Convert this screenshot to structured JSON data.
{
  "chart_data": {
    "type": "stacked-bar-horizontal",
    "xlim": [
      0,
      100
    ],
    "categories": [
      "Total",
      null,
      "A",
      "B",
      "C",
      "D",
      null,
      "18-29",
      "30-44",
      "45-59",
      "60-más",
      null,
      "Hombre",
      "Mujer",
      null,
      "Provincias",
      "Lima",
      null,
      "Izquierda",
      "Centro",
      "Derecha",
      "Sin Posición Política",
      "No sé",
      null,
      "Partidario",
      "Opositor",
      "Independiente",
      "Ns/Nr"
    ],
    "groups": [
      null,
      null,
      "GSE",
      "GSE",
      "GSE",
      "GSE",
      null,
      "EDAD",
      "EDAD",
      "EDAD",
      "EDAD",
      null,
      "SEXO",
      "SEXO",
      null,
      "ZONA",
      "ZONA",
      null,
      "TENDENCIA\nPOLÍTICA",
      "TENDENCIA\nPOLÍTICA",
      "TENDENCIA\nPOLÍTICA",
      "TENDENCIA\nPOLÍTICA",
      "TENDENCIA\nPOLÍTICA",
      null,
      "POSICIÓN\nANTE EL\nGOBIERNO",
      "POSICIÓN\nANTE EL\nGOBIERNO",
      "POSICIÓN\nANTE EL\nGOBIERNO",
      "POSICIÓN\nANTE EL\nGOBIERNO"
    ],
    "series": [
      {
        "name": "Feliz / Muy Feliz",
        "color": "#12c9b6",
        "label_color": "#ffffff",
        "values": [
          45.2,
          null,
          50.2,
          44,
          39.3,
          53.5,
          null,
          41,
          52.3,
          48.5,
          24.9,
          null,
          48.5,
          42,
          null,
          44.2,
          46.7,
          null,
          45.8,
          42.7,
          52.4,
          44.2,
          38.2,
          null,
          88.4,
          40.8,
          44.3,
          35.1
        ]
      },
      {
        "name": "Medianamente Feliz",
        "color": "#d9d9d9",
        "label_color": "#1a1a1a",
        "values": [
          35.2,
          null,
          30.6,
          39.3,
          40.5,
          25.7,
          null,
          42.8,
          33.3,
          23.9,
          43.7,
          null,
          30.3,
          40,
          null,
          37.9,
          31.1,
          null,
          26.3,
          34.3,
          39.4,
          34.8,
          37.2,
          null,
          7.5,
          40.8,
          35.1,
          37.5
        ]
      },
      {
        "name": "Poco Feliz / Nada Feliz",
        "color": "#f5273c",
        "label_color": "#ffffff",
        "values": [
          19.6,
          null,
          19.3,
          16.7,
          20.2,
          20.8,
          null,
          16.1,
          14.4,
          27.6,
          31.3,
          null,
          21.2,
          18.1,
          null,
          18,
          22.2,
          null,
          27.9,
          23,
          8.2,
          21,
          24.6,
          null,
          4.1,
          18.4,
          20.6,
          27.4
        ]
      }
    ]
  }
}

• • •

- Written task -
Quote every entry exactly.

- Task answer -
Convert this screenshot to structured JSON data.
{
  "chart_data": {
    "type": "stacked-bar-horizontal",
    "xlim": [
      0,
      100
    ],
    "categories": [
      "Total",
      null,
      "A",
      "B",
      "C",
      "D",
      null,
      "18-29",
      "30-44",
      "45-59",
      "60-más",
      null,
      "Hombre",
      "Mujer",
      null,
      "Provincias",
      "Lima",
      null,
      "Izquierda",
      "Centro",
      "Derecha",
      "Sin Posición Política",
      "No sé",
      null,
      "Partidario",
      "Opositor",
      "Independiente",
      "Ns/Nr"
    ],
    "groups": [
      null,
      null,
      "GSE",
      "GSE",
      "GSE",
      "GSE",
      null,
      "EDAD",
      "EDAD",
      "EDAD",
      "EDAD",
      null,
      "SEXO",
      "SEXO",
      null,
      "ZONA",
      "ZONA",
      null,
      "TENDENCIA\nPOLÍTICA",
      "TENDENCIA\nPOLÍTICA",
      "TENDENCIA\nPOLÍTICA",
      "TENDENCIA\nPOLÍTICA",
      "TENDENCIA\nPOLÍTICA",
      null,
      "POSICIÓN\nANTE EL\nGOBIERNO",
      "POSICIÓN\nANTE EL\nGOBIERNO",
      "POSICIÓN\nANTE EL\nGOBIERNO",
      "POSICIÓN\nANTE EL\nGOBIERNO"
    ],
    "series": [
      {
        "name": "Feliz / Muy Feliz",
        "color": "#12c9b6",
        "label_color": "#ffffff",
        "values": [
          45.2,
          null,
          50.2,
          44,
          39.3,
          53.5,
          null,
          41,
          52.3,
          48.5,
          24.9,
          null,
          48.5,
          42,
          null,
          44.2,
          46.7,
          null,
          45.8,
          42.7,
          52.4,
          44.2,
          38.2,
          null,
          88.4,
          40.8,
          44.3,
          35.1
        ]
      },
      {
        "name": "Medianamente Feliz",
        "color": "#d9d9d9",
        "label_color": "#1a1a1a",
        "values": [
          35.2,
          null,
          30.6,
          39.3,
          40.5,
          25.7,
          null,
          42.8,
          33.3,
          23.9,
          43.7,
          null,
          30.3,
          40,
          null,
          37.9,
          31.1,
          null,
          26.3,
          34.3,
          39.4,
          34.8,
          37.2,
          null,
          7.5,
          40.8,
          35.1,
          37.5
        ]
      },
      {
        "name": "Poco Feliz / Nada Feliz",
        "color": "#f5273c",
        "label_color": "#ffffff",
        "values": [
          19.6,
          null,
          19.3,
          16.7,
          20.2,
          20.8,
          null,
          16.1,
          14.4,
          27.6,
          31.3,
          null,
          21.2,
          18.1,
          null,
          18,
          22.2,
          null,
          27.9,
          23,
          8.2,
          21,
          24.6,
          null,
          4.1,
          18.4,
          20.6,
          27.4
        ]
      }
    ]
  }
}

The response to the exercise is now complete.